- SHORT EXERCISE
Omit all pictures, then retype the data exactly as given.

- SUPPLIED DATA
★ ★ ★ ★ ★

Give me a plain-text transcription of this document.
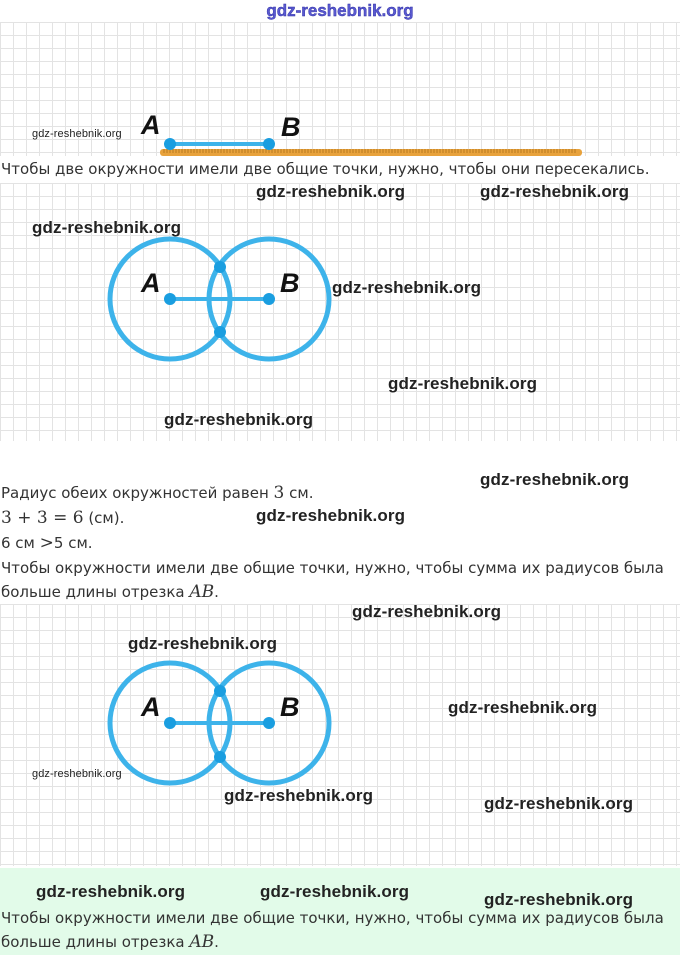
gdz-reshebnik.org
A	B
Чтобы две окружности имели две общие точки, нужно, чтобы они пересекались.
A	B
Радиус обеих окружностей равен 3 см.
3 + 3 = 6 (см).
6 см >5 см.
Чтобы окружности имели две общие точки, нужно, чтобы сумма их радиусов была
больше длины отрезка AB.
A	B
Чтобы окружности имели две общие точки, нужно, чтобы сумма их радиусов была
больше длины отрезка AB.
gdz-reshebnik.org
gdz-reshebnik.org	gdz-reshebnik.org
gdz-reshebnik.org
gdz-reshebnik.org
gdz-reshebnik.org
gdz-reshebnik.org
gdz-reshebnik.org
gdz-reshebnik.org
gdz-reshebnik.org
gdz-reshebnik.org
gdz-reshebnik.org
gdz-reshebnik.org
gdz-reshebnik.org	gdz-reshebnik.org
gdz-reshebnik.org	gdz-reshebnik.org	gdz-reshebnik.org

★ ★ ★ ★ ★

- FINAL RESULT
Give me a plain-text transcription of this document.
gdz-reshebnik.org
A	B
Чтобы две окружности имели две общие точки, нужно, чтобы они пересекались.
A	B
Радиус обеих окружностей равен 3 см.
3 + 3 = 6 (см).
6 см >5 см.
Чтобы окружности имели две общие точки, нужно, чтобы сумма их радиусов была
больше длины отрезка AB.
A	B
Чтобы окружности имели две общие точки, нужно, чтобы сумма их радиусов была
больше длины отрезка AB.
gdz-reshebnik.org
gdz-reshebnik.org	gdz-reshebnik.org
gdz-reshebnik.org
gdz-reshebnik.org
gdz-reshebnik.org
gdz-reshebnik.org
gdz-reshebnik.org
gdz-reshebnik.org
gdz-reshebnik.org
gdz-reshebnik.org
gdz-reshebnik.org
gdz-reshebnik.org
gdz-reshebnik.org	gdz-reshebnik.org
gdz-reshebnik.org	gdz-reshebnik.org	gdz-reshebnik.org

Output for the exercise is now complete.